# [Material]
== == ==
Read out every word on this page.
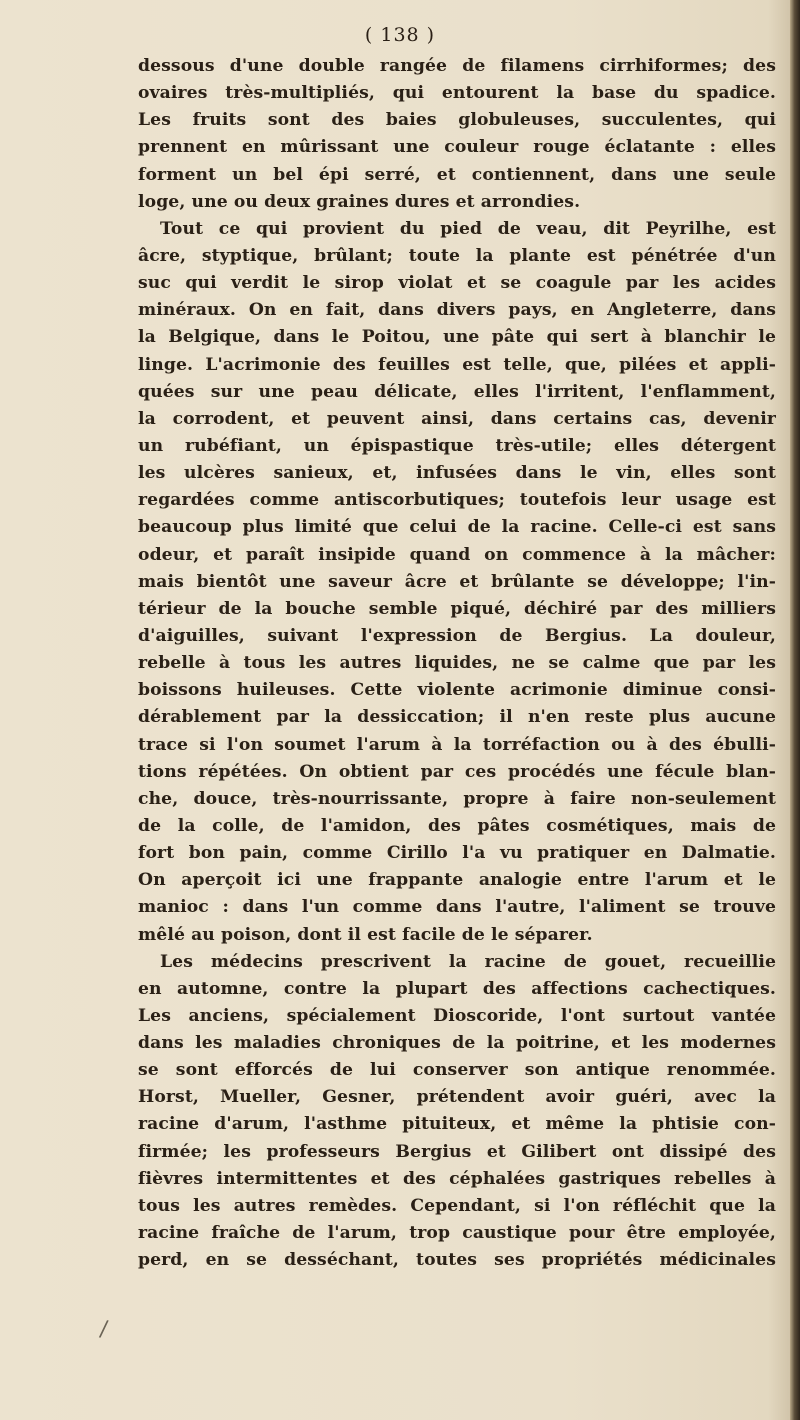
( 138 )
dessous d'une double rangée de filamens cirrhiformes; des
ovaires très-multipliés, qui entourent la base du spadice.
Les fruits sont des baies globuleuses, succulentes, qui
prennent en mûrissant une couleur rouge éclatante : elles
forment un bel épi serré, et contiennent, dans une seule
loge, une ou deux graines dures et arrondies.
Tout ce qui provient du pied de veau, dit Peyrilhe, est
âcre, styptique, brûlant; toute la plante est pénétrée d'un
suc qui verdit le sirop violat et se coagule par les acides
minéraux. On en fait, dans divers pays, en Angleterre, dans
la Belgique, dans le Poitou, une pâte qui sert à blanchir le
linge. L'acrimonie des feuilles est telle, que, pilées et appli-
quées sur une peau délicate, elles l'irritent, l'enflamment,
la corrodent, et peuvent ainsi, dans certains cas, devenir
un rubéfiant, un épispastique très-utile; elles détergent
les ulcères sanieux, et, infusées dans le vin, elles sont
regardées comme antiscorbutiques; toutefois leur usage est
beaucoup plus limité que celui de la racine. Celle-ci est sans
odeur, et paraît insipide quand on commence à la mâcher:
mais bientôt une saveur âcre et brûlante se développe; l'in-
térieur de la bouche semble piqué, déchiré par des milliers
d'aiguilles, suivant l'expression de Bergius. La douleur,
rebelle à tous les autres liquides, ne se calme que par les
boissons huileuses. Cette violente acrimonie diminue consi-
dérablement par la dessiccation; il n'en reste plus aucune
trace si l'on soumet l'arum à la torréfaction ou à des ébulli-
tions répétées. On obtient par ces procédés une fécule blan-
che, douce, très-nourrissante, propre à faire non-seulement
de la colle, de l'amidon, des pâtes cosmétiques, mais de
fort bon pain, comme Cirillo l'a vu pratiquer en Dalmatie.
On aperçoit ici une frappante analogie entre l'arum et le
manioc : dans l'un comme dans l'autre, l'aliment se trouve
mêlé au poison, dont il est facile de le séparer.
Les médecins prescrivent la racine de gouet, recueillie
en automne, contre la plupart des affections cachectiques.
Les anciens, spécialement Dioscoride, l'ont surtout vantée
dans les maladies chroniques de la poitrine, et les modernes
se sont efforcés de lui conserver son antique renommée.
Horst, Mueller, Gesner, prétendent avoir guéri, avec la
racine d'arum, l'asthme pituiteux, et même la phtisie con-
firmée; les professeurs Bergius et Gilibert ont dissipé des
fièvres intermittentes et des céphalées gastriques rebelles à
tous les autres remèdes. Cependant, si l'on réfléchit que la
racine fraîche de l'arum, trop caustique pour être employée,
perd, en se desséchant, toutes ses propriétés médicinales
/
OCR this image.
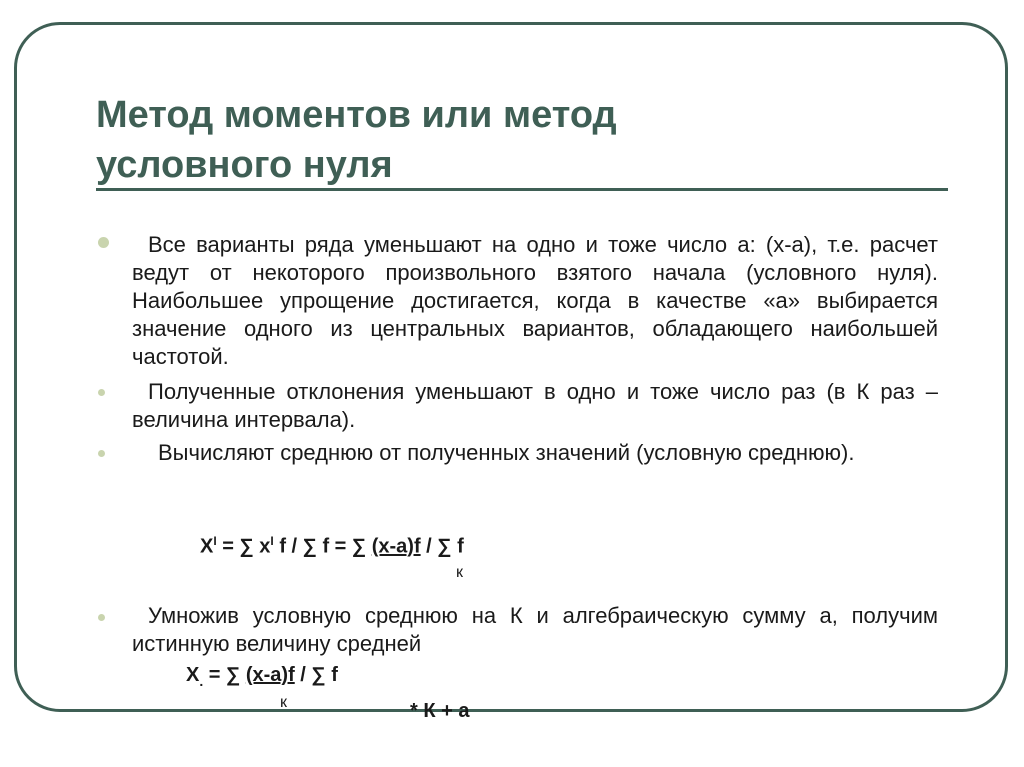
Метод моментов или метод
условного нуля
Все варианты ряда уменьшают на одно и тоже число а: (х-а), т.е. расчет ведут от некоторого произвольного взятого начала (условного нуля). Наибольшее упрощение достигается, когда в качестве «а» выбирается значение одного из центральных вариантов, обладающего наибольшей частотой.
Полученные отклонения уменьшают в одно и тоже число раз (в К раз – величина интервала).
Вычисляют среднюю от полученных значений (условную среднюю).
$X^I$ = ∑ $x^I$ f / ∑ f = ∑ (x-a)f / ∑ f
к
Умножив условную среднюю на К и алгебраическую сумму а, получим истинную величину средней
$X_.$ = ∑ (x-a)f / ∑ f
к	* К + а
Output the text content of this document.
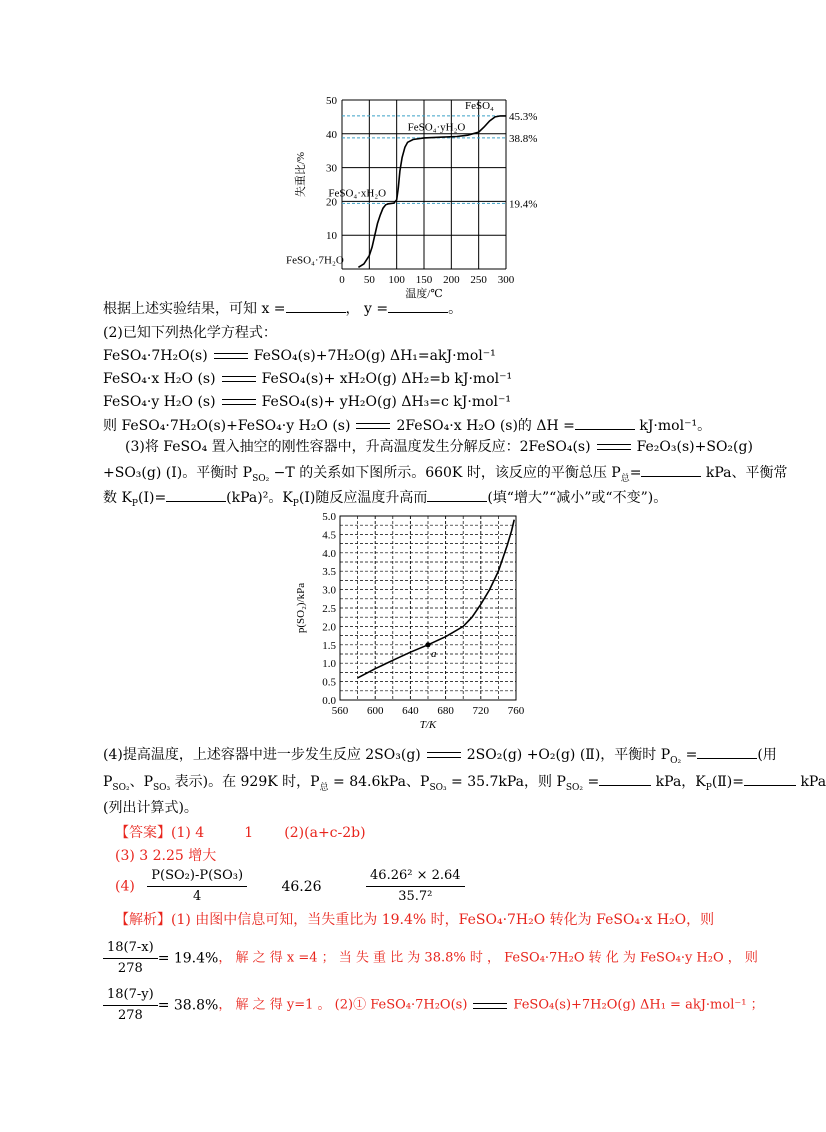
0 50 100 150 200 250 300
10
20
30
40
50
温度/℃
失重比/%
45.3%
38.8%
19.4%
FeSO₄·7H₂O
FeSO₄·xH₂O
FeSO₄·yH₂O
FeSO₄
根据上述实验结果，可知 x =	， y =	。
(2)已知下列热化学方程式：
FeSO₄·7H₂O(s)	FeSO₄(s)+7H₂O(g) ΔH₁=akJ·mol⁻¹
FeSO₄·x H₂O (s)	FeSO₄(s)+ xH₂O(g) ΔH₂=b kJ·mol⁻¹
FeSO₄·y H₂O (s)	FeSO₄(s)+ yH₂O(g) ΔH₃=c kJ·mol⁻¹
则 FeSO₄·7H₂O(s)+FeSO₄·y H₂O (s)	2FeSO₄·x H₂O (s)的 ΔH =	kJ·mol⁻¹。
(3)将 FeSO₄ 置入抽空的刚性容器中，升高温度发生分解反应：2FeSO₄(s)	Fe₂O₃(s)+SO₂(g)
+SO₃(g) (Ⅰ)。平衡时 $P_{SO_2} -T$ 的关系如下图所示。660K 时，该反应的平衡总压 $P_总=$	kPa、平衡常
数 $K_P(Ⅰ)=$	(kPa)²。$K_P(Ⅰ)$随反应温度升高而	(填“增大”“减小”或“不变”)。
560 600 640 680 720 760
0.0
0.5
1.0
1.5
2.0
2.5
3.0
3.5
4.0
4.5
5.0
T/K
p(SO₂)/kPa
a
(4)提高温度，上述容器中进一步发生反应 2SO₃(g)	2SO₂(g) +O₂(g) (Ⅱ)，平衡时 $P_{O_2}$ =	(用
$P_{SO_2}$、$P_{SO_3}$ 表示)。在 929K 时，$P_总 = 84.6kPa$、$P_{SO_3} = 35.7kPa$，则 $P_{SO_2}$ =	kPa，$K_P(Ⅱ)=$	kPa
(列出计算式)。
【答案】(1) 4         1       (2)(a+c-2b)
(3) 3 2.25 增大
$(4) \frac{\text{P(SO₂)-P(SO₃)}}{4} 46.26$	$\frac{\text{46.26² × 2.64}}{\text{35.7²}}$
【解析】(1) 由图中信息可知，当失重比为 19.4% 时，FeSO₄·7H₂O 转化为 FeSO₄·x H₂O，则
$\frac{18(7-x)}{278} = 19.4\%$， 解 之 得 x =4 ； 当 失 重 比 为 38.8% 时 ， FeSO₄·7H₂O 转 化 为 FeSO₄·y H₂O ， 则
$\frac{18(7-y)}{278} = 38.8\%$， 解 之 得 y=1 。 (2)① FeSO₄·7H₂O(s)	FeSO₄(s)+7H₂O(g) ΔH₁ = akJ·mol⁻¹ ；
== == ==
# [Your objective]
Where a line of the data holds "racine", show that line.

# [Solution]
beaucoup plus limité que celui de la racine. Celle-ci est sans
Les médecins prescrivent la racine de gouet, recueillie
racine d'arum, l'asthme pituiteux, et même la phtisie con-
racine fraîche de l'arum, trop caustique pour être employée,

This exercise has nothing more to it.